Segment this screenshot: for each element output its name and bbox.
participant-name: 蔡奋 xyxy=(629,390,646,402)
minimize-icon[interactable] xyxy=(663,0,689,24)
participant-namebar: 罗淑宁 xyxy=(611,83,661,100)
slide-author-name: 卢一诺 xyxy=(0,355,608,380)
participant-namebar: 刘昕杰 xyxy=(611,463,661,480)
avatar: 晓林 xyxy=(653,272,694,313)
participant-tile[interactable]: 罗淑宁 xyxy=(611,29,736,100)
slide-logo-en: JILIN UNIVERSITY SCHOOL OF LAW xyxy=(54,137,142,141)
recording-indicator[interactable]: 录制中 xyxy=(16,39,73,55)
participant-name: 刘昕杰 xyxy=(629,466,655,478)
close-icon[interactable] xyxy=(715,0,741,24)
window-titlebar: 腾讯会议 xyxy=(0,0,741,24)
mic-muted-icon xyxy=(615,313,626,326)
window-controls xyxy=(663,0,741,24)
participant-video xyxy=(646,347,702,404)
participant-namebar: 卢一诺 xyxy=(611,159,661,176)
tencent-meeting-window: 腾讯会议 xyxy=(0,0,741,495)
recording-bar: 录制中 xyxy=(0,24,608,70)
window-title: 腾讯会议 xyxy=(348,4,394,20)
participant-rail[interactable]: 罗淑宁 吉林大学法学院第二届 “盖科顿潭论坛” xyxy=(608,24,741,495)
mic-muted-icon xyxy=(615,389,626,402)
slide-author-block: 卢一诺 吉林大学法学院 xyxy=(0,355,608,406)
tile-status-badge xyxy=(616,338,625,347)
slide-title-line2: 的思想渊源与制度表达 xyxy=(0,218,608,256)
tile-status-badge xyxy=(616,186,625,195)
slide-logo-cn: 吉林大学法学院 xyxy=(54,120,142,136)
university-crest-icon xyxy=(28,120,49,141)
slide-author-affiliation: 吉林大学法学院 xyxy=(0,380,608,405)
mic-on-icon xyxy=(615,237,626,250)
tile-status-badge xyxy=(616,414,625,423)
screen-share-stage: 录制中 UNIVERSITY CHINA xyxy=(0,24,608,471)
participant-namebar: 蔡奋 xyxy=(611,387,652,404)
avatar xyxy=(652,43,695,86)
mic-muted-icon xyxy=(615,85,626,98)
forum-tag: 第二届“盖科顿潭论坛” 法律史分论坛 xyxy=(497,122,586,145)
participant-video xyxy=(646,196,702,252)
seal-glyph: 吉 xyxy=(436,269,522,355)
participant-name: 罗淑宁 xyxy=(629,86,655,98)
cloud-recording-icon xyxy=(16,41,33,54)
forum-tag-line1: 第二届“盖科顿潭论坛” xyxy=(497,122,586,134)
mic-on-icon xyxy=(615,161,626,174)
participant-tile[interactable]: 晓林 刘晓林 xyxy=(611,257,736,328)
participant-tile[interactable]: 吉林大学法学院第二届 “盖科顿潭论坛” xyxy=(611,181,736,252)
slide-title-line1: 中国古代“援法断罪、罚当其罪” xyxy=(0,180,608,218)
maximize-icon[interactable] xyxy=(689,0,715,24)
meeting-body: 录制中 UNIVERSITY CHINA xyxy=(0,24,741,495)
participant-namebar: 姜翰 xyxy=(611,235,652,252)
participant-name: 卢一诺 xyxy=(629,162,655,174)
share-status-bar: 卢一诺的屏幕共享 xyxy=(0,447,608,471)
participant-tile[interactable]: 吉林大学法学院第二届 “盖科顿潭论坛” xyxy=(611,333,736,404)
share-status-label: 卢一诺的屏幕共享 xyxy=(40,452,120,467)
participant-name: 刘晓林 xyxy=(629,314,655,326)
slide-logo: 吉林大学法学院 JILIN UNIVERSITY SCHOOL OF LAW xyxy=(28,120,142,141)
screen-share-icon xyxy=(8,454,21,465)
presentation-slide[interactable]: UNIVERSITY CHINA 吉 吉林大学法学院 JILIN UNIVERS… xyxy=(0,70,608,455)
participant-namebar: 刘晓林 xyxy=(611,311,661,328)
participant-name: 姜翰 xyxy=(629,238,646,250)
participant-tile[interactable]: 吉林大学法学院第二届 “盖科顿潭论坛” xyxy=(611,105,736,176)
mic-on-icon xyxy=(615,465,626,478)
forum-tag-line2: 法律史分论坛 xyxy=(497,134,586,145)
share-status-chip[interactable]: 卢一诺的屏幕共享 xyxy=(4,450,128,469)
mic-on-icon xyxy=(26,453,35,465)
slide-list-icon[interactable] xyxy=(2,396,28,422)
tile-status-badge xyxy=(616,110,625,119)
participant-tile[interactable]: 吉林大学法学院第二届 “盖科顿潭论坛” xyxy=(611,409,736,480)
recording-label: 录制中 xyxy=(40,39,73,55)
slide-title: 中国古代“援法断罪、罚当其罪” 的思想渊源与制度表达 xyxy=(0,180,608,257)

◇ ◇ ◇ ◇ ◇

EXERCISE BRIEF: Turn every line of the data above into a numbered list, leaving out any blank lines.

COMPLETE ANSWER:
1. Segment this screenshot: for each element output its name and bbox.
2. participant-name: 蔡奋 xyxy=(629,390,646,402)
3. minimize-icon[interactable] xyxy=(663,0,689,24)
4. participant-namebar: 罗淑宁 xyxy=(611,83,661,100)
5. slide-author-name: 卢一诺 xyxy=(0,355,608,380)
6. participant-namebar: 刘昕杰 xyxy=(611,463,661,480)
7. avatar: 晓林 xyxy=(653,272,694,313)
8. participant-tile[interactable]: 罗淑宁 xyxy=(611,29,736,100)
9. slide-logo-en: JILIN UNIVERSITY SCHOOL OF LAW xyxy=(54,137,142,141)
10. recording-indicator[interactable]: 录制中 xyxy=(16,39,73,55)
11. participant-name: 刘昕杰 xyxy=(629,466,655,478)
12. close-icon[interactable] xyxy=(715,0,741,24)
13. window-titlebar: 腾讯会议 xyxy=(0,0,741,24)
14. mic-muted-icon xyxy=(615,313,626,326)
15. window-controls xyxy=(663,0,741,24)
16. participant-video xyxy=(646,347,702,404)
17. participant-namebar: 卢一诺 xyxy=(611,159,661,176)
18. tencent-meeting-window: 腾讯会议 xyxy=(0,0,741,495)
19. recording-bar: 录制中 xyxy=(0,24,608,70)
20. window-title: 腾讯会议 xyxy=(348,4,394,20)
21. participant-rail[interactable]: 罗淑宁 吉林大学法学院第二届 “盖科顿潭论坛” xyxy=(608,24,741,495)
22. mic-muted-icon xyxy=(615,389,626,402)
23. slide-author-block: 卢一诺 吉林大学法学院 xyxy=(0,355,608,406)
24. tile-status-badge xyxy=(616,338,625,347)
25. slide-title-line2: 的思想渊源与制度表达 xyxy=(0,218,608,256)
26. tile-status-badge xyxy=(616,186,625,195)
27. slide-logo-cn: 吉林大学法学院 xyxy=(54,120,142,136)
28. university-crest-icon xyxy=(28,120,49,141)
29. slide-author-affiliation: 吉林大学法学院 xyxy=(0,380,608,405)
30. mic-on-icon xyxy=(615,237,626,250)
31. tile-status-badge xyxy=(616,414,625,423)
32. screen-share-stage: 录制中 UNIVERSITY CHINA xyxy=(0,24,608,471)
33. participant-namebar: 蔡奋 xyxy=(611,387,652,404)
34. avatar xyxy=(652,43,695,86)
35. mic-muted-icon xyxy=(615,85,626,98)
36. forum-tag: 第二届“盖科顿潭论坛” 法律史分论坛 xyxy=(497,122,586,145)
37. participant-video xyxy=(646,196,702,252)
38. seal-glyph: 吉 xyxy=(436,269,522,355)
39. participant-name: 罗淑宁 xyxy=(629,86,655,98)
40. cloud-recording-icon xyxy=(16,41,33,54)
41. forum-tag-line1: 第二届“盖科顿潭论坛” xyxy=(497,122,586,134)
42. mic-on-icon xyxy=(615,161,626,174)
43. participant-tile[interactable]: 晓林 刘晓林 xyxy=(611,257,736,328)
44. participant-tile[interactable]: 吉林大学法学院第二届 “盖科顿潭论坛” xyxy=(611,181,736,252)
45. slide-title-line1: 中国古代“援法断罪、罚当其罪” xyxy=(0,180,608,218)
46. maximize-icon[interactable] xyxy=(689,0,715,24)
47. meeting-body: 录制中 UNIVERSITY CHINA xyxy=(0,24,741,495)
48. participant-namebar: 姜翰 xyxy=(611,235,652,252)
49. participant-name: 卢一诺 xyxy=(629,162,655,174)
50. share-status-bar: 卢一诺的屏幕共享 xyxy=(0,447,608,471)
51. participant-tile[interactable]: 吉林大学法学院第二届 “盖科顿潭论坛” xyxy=(611,333,736,404)
52. share-status-label: 卢一诺的屏幕共享 xyxy=(40,452,120,467)
53. participant-name: 刘晓林 xyxy=(629,314,655,326)
54. slide-logo: 吉林大学法学院 JILIN UNIVERSITY SCHOOL OF LAW xyxy=(28,120,142,141)
55. screen-share-icon xyxy=(8,454,21,465)
56. presentation-slide[interactable]: UNIVERSITY CHINA 吉 吉林大学法学院 JILIN UNIVERS… xyxy=(0,70,608,455)
57. participant-namebar: 刘晓林 xyxy=(611,311,661,328)
58. participant-name: 姜翰 xyxy=(629,238,646,250)
59. participant-tile[interactable]: 吉林大学法学院第二届 “盖科顿潭论坛” xyxy=(611,105,736,176)
60. mic-on-icon xyxy=(615,465,626,478)
61. forum-tag-line2: 法律史分论坛 xyxy=(497,134,586,145)
62. share-status-chip[interactable]: 卢一诺的屏幕共享 xyxy=(4,450,128,469)
63. mic-on-icon xyxy=(26,453,35,465)
64. slide-list-icon[interactable] xyxy=(2,396,28,422)
65. tile-status-badge xyxy=(616,110,625,119)
66. participant-tile[interactable]: 吉林大学法学院第二届 “盖科顿潭论坛” xyxy=(611,409,736,480)
67. recording-label: 录制中 xyxy=(40,39,73,55)
68. slide-title: 中国古代“援法断罪、罚当其罪” 的思想渊源与制度表达 xyxy=(0,180,608,257)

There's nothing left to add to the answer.